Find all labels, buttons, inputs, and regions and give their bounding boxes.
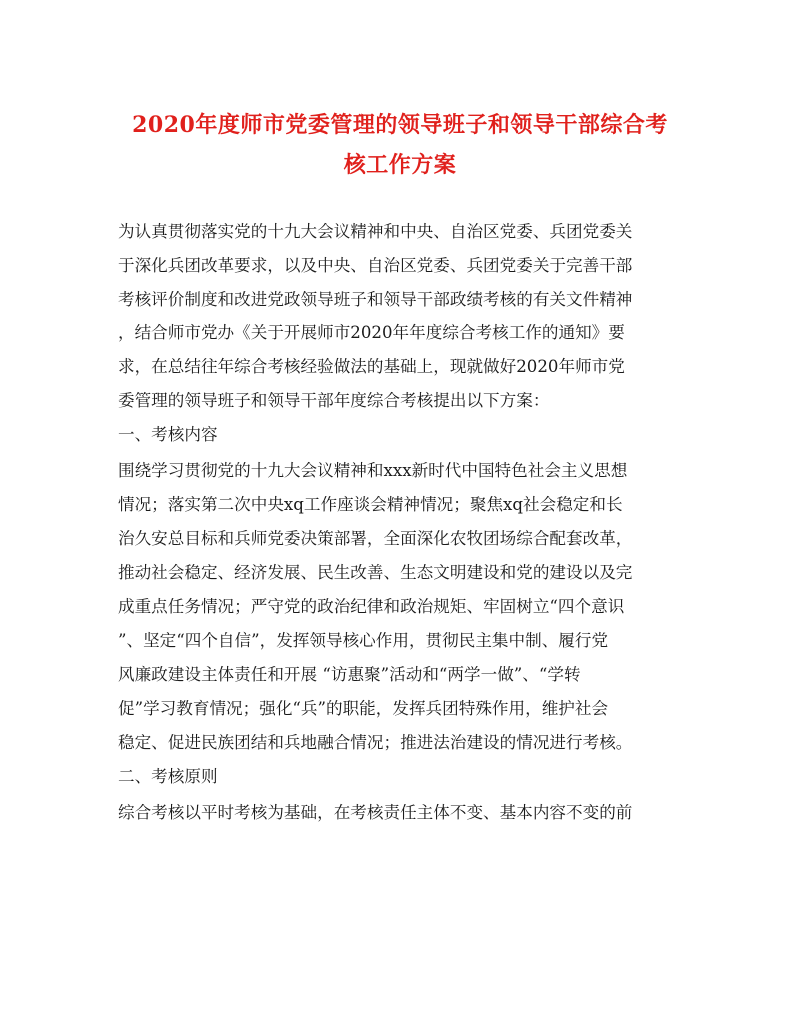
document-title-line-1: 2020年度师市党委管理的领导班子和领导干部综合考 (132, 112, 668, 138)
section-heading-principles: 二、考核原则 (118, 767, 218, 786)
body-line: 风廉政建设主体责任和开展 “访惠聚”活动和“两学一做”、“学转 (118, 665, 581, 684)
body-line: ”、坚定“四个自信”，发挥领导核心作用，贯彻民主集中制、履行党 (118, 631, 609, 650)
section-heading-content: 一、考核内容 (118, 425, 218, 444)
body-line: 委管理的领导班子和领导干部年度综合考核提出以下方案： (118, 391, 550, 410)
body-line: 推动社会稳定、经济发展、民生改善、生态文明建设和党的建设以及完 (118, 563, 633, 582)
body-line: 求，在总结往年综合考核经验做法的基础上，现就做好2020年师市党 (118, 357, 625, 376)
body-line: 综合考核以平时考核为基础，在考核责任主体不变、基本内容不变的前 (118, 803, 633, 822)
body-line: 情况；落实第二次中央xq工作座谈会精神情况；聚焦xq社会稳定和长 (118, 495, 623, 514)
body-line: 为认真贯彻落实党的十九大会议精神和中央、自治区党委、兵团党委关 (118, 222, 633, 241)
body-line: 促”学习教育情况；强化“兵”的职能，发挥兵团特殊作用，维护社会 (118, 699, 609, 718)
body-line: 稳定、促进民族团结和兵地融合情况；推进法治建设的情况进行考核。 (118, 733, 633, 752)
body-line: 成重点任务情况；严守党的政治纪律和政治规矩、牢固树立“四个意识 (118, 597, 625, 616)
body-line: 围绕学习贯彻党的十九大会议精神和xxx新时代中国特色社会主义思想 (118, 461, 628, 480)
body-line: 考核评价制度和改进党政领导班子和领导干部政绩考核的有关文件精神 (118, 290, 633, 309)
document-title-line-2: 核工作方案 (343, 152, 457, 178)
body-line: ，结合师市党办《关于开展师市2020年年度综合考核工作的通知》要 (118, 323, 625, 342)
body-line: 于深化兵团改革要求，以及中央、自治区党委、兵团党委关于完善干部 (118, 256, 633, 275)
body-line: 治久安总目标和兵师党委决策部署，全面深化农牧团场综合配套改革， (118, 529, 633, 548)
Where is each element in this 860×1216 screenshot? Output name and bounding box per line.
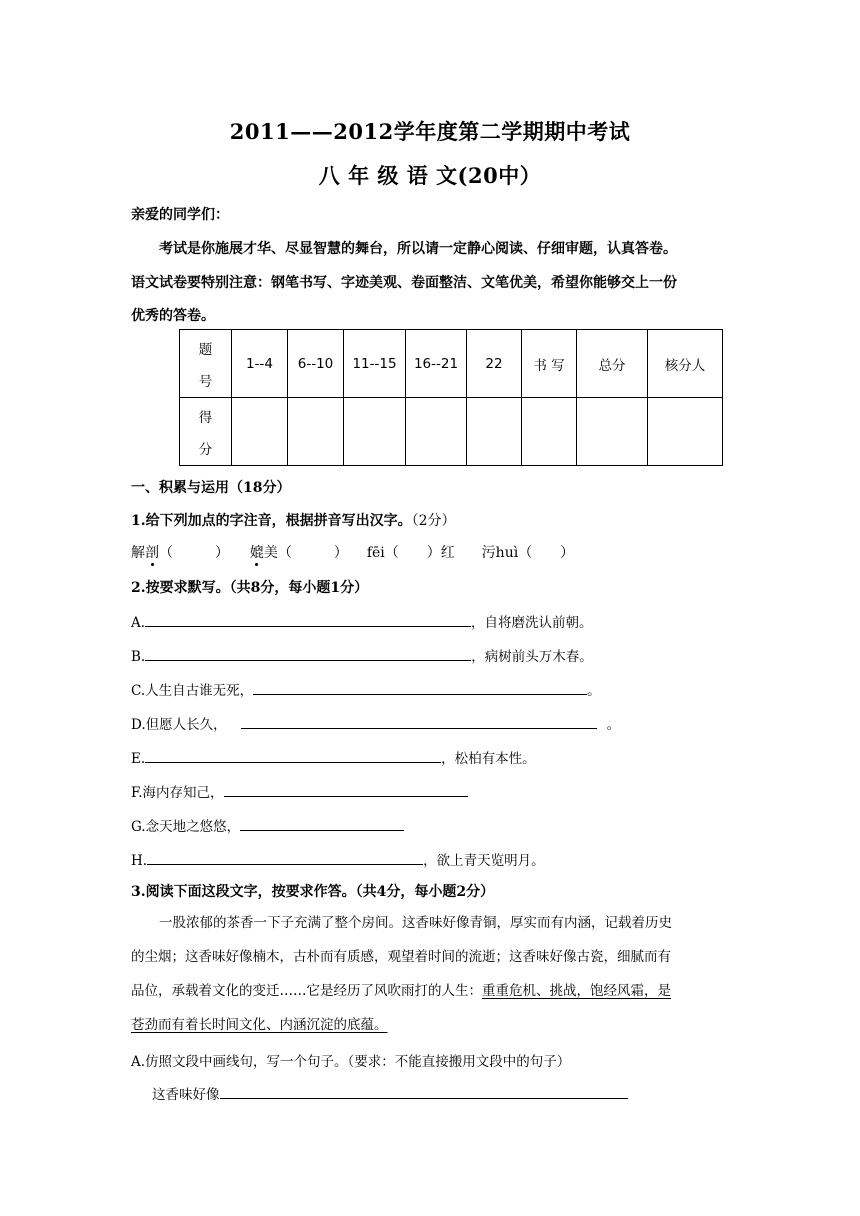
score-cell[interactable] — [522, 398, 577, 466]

-=-=-

Exercise:
How many lines of the records contain the string "bounding"? Case counts. Reply with the number alone.

Right answer:
2